● **Given task**
Find each line containing the word "crypto" and report how many there are. Add nothing else.

=== Supplied records ===

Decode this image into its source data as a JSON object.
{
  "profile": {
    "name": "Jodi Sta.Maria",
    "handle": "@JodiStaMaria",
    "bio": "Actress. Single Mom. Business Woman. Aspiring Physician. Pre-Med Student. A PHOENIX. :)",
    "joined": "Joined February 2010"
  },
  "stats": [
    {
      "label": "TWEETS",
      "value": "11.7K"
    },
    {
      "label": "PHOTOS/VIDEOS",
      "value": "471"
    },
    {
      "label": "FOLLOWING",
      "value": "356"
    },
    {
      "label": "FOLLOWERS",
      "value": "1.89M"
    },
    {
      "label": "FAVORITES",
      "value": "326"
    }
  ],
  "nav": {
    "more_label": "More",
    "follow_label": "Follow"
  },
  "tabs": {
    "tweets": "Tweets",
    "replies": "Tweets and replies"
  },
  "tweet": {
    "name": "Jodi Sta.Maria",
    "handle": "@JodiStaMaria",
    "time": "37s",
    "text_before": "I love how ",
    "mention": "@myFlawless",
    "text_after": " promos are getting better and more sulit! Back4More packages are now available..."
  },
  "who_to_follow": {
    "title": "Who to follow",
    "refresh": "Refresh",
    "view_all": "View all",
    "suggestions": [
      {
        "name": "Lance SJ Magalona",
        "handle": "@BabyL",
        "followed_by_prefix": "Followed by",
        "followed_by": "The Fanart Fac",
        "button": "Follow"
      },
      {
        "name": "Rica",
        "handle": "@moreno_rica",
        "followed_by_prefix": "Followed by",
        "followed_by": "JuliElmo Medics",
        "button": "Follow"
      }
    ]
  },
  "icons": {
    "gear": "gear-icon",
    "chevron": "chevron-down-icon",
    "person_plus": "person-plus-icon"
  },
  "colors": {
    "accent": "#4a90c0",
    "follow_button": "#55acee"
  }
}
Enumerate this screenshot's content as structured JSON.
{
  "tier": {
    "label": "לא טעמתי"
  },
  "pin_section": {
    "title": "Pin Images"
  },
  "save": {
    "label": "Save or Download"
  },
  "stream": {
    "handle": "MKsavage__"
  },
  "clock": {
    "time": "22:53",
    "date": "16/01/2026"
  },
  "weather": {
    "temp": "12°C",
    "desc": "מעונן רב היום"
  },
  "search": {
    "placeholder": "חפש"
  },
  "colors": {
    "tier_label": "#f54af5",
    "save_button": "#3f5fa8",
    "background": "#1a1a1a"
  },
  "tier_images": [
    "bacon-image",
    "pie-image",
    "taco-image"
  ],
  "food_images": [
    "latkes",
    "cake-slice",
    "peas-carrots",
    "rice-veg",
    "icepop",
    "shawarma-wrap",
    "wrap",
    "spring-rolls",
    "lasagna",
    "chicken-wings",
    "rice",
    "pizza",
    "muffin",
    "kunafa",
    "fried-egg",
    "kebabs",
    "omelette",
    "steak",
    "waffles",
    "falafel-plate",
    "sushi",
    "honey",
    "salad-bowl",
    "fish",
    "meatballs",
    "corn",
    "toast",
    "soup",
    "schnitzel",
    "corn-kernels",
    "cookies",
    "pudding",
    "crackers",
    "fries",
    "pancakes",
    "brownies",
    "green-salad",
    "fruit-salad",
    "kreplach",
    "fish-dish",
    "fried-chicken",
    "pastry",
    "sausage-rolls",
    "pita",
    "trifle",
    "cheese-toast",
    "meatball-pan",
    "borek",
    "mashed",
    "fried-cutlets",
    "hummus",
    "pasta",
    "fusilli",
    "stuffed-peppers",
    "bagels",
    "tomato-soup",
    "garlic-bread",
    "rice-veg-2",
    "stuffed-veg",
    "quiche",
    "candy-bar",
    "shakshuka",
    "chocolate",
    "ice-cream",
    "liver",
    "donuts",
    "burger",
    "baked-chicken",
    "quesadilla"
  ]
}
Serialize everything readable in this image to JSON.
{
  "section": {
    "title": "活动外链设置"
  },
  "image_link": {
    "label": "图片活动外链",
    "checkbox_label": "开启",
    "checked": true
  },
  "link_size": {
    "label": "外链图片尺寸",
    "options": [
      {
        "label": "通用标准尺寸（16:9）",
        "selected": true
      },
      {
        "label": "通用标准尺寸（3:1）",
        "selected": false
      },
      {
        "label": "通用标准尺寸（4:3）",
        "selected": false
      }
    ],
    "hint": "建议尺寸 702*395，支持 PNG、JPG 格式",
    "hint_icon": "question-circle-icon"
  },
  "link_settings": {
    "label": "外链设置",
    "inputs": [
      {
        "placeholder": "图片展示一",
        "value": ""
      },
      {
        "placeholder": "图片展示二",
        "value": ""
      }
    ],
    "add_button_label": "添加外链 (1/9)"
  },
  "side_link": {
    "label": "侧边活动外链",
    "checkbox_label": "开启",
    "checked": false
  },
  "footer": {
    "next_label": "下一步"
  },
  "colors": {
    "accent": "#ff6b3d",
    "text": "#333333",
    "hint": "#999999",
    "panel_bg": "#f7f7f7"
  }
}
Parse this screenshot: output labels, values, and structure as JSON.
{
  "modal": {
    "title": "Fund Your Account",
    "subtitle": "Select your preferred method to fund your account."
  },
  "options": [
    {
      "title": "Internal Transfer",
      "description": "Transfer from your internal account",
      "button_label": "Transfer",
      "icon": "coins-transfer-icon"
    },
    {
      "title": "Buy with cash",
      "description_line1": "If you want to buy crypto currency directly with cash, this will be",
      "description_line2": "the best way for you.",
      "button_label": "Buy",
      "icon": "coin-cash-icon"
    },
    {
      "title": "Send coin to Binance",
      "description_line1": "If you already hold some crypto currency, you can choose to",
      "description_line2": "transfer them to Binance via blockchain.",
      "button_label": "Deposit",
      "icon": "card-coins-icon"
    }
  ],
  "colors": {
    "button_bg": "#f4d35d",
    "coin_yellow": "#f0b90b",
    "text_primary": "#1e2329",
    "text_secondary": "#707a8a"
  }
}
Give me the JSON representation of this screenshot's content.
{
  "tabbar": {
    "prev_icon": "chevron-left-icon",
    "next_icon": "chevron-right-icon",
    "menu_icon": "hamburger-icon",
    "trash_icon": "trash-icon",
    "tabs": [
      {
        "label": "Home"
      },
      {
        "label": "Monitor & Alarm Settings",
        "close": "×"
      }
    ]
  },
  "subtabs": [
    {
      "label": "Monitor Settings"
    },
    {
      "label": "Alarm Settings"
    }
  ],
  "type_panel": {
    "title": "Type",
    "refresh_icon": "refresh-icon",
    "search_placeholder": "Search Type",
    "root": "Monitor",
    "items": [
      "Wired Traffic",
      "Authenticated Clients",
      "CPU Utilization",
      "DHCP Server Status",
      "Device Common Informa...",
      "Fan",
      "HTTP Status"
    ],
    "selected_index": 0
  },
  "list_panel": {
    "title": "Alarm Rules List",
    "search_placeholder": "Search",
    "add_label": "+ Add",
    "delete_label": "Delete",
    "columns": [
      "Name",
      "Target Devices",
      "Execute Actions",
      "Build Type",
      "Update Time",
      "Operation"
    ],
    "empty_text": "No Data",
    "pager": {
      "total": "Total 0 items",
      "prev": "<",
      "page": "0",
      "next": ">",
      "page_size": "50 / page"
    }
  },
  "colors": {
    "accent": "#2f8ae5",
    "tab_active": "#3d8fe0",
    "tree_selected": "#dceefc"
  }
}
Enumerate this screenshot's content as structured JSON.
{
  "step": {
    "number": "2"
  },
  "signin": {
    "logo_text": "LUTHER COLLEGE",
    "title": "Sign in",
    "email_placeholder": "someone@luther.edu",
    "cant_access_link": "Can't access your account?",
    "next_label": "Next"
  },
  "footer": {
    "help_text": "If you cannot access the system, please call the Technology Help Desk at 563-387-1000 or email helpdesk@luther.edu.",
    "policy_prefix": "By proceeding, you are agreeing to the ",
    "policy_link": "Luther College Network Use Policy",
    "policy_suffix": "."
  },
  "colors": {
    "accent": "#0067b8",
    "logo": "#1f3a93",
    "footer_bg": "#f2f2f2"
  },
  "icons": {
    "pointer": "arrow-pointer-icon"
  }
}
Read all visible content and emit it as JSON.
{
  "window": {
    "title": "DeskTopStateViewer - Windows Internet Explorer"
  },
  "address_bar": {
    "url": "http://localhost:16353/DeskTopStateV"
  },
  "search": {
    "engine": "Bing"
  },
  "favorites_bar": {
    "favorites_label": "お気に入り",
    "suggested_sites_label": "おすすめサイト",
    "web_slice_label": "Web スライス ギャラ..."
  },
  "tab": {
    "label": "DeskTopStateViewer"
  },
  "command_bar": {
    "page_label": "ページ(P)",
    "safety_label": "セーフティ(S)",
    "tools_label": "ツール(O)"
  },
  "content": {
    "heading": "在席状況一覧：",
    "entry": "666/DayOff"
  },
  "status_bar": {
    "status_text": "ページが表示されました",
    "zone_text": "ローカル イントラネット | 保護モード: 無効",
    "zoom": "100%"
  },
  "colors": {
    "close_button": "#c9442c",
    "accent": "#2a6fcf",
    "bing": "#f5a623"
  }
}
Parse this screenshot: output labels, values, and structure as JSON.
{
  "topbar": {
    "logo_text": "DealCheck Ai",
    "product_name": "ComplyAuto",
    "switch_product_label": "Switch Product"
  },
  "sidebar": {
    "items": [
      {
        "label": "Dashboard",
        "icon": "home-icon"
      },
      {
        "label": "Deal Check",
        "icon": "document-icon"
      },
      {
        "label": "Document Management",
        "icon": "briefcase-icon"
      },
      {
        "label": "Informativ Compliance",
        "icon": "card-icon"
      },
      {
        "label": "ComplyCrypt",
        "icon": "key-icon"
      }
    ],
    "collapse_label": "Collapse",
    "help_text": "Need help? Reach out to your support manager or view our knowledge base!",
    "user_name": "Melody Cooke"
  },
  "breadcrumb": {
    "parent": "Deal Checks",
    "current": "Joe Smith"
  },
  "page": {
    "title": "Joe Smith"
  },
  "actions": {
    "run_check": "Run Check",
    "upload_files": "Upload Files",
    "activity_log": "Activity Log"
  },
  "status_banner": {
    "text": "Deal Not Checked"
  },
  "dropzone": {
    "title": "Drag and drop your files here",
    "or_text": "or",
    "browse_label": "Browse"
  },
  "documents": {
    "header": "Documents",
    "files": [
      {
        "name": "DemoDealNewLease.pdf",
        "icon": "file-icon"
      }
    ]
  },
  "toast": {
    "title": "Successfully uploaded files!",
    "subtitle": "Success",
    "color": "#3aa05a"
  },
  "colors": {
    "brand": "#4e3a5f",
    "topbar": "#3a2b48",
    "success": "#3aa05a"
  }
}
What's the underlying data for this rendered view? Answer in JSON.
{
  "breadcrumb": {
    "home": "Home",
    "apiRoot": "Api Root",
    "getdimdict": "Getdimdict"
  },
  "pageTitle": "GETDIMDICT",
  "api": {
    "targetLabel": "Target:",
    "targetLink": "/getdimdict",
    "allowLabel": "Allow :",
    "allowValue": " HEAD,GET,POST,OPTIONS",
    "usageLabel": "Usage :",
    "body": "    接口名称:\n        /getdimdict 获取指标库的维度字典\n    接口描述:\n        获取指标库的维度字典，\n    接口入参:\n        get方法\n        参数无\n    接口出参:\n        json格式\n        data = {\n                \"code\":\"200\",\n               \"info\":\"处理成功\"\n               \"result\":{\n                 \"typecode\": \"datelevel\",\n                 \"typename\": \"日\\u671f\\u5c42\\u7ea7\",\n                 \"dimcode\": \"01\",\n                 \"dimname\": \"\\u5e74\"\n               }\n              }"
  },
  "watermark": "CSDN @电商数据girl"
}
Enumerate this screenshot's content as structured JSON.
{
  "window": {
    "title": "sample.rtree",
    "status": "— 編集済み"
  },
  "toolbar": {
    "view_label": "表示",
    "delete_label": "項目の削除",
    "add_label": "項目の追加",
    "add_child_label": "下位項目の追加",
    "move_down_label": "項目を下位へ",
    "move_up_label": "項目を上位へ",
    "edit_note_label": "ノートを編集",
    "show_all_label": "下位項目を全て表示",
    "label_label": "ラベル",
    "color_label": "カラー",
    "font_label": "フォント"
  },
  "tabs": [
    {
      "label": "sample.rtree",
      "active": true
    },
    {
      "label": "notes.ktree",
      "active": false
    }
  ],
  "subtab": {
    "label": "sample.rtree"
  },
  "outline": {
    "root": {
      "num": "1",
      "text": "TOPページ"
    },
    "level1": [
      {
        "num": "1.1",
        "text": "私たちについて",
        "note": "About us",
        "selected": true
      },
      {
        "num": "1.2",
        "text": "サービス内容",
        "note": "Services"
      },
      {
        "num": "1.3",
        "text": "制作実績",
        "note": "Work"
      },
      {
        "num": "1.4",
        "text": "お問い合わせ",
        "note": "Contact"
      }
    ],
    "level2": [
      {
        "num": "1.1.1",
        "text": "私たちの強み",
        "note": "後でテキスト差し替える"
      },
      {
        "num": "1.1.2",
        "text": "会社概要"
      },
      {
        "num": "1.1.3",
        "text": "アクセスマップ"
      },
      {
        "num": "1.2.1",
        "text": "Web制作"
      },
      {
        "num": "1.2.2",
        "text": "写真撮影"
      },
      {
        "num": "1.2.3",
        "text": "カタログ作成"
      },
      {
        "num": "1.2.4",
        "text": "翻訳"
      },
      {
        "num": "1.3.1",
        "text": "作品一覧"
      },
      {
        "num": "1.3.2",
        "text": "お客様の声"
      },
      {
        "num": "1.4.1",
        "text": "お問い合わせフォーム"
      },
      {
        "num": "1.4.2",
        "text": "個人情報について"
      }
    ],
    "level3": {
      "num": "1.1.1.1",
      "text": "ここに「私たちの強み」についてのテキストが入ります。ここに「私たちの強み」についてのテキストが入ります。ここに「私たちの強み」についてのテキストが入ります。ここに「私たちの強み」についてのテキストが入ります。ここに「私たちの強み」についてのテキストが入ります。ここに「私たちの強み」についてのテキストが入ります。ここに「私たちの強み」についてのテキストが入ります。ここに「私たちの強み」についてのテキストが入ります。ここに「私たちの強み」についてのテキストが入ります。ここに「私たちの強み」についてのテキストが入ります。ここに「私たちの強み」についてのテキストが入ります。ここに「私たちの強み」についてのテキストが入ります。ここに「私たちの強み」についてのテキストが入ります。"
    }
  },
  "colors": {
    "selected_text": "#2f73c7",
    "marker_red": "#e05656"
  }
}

===

● **Solution below**
2